> **DATA LINES**
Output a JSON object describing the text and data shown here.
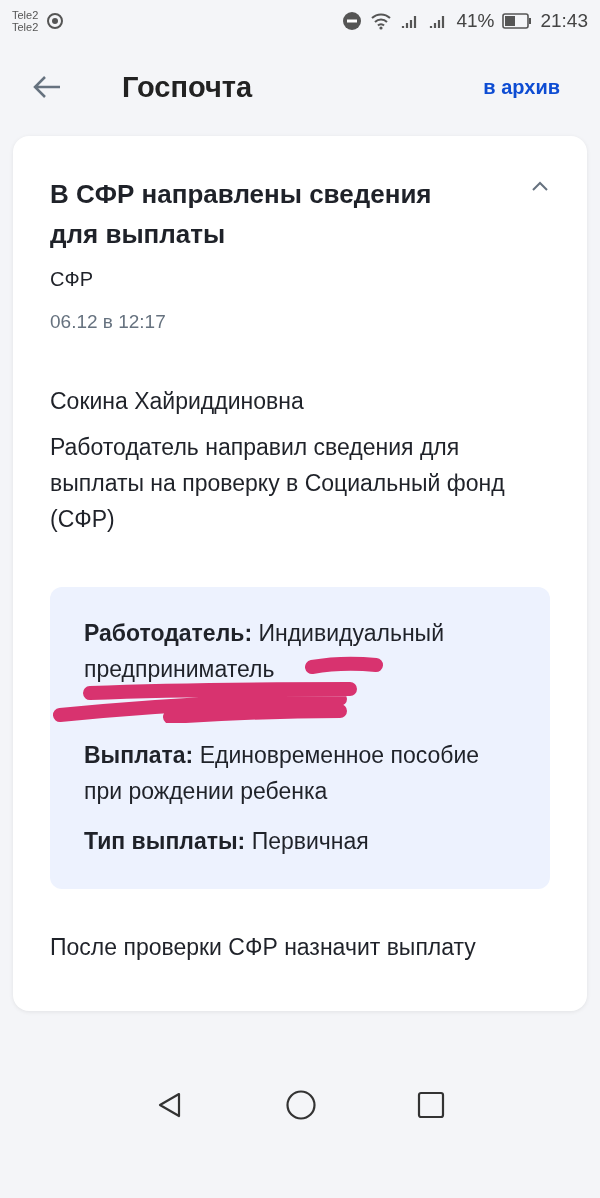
{
  "status_bar": {
    "carriers": [
      "Tele2",
      "Tele2"
    ],
    "battery": "41%",
    "time": "21:43"
  },
  "header": {
    "title": "Госпочта",
    "action": "в архив"
  },
  "message": {
    "title": "В СФР направлены сведения для выплаты",
    "expanded": true,
    "sender": "СФР",
    "date": "06.12 в 12:17",
    "recipient": "Сокина Хайриддиновна",
    "body": "Работодатель направил сведения для выплаты на проверку в Социальный фонд (СФР)",
    "details": [
      {
        "label": "Работодатель:",
        "value": "Индивидуальный предприниматель",
        "redacted": true
      },
      {
        "label": "Выплата:",
        "value": "Единовременное пособие при рождении ребенка",
        "redacted": false
      },
      {
        "label": "Тип выплаты:",
        "value": "Первичная",
        "redacted": false
      }
    ],
    "footer": "После проверки СФР назначит выплату"
  }
}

> **PROBLEM DETAILS**
Check every line in the material above for the string "Работодатель", then give only the number of lines that have it.

> **ANSWER TO THIS EXERCISE**
2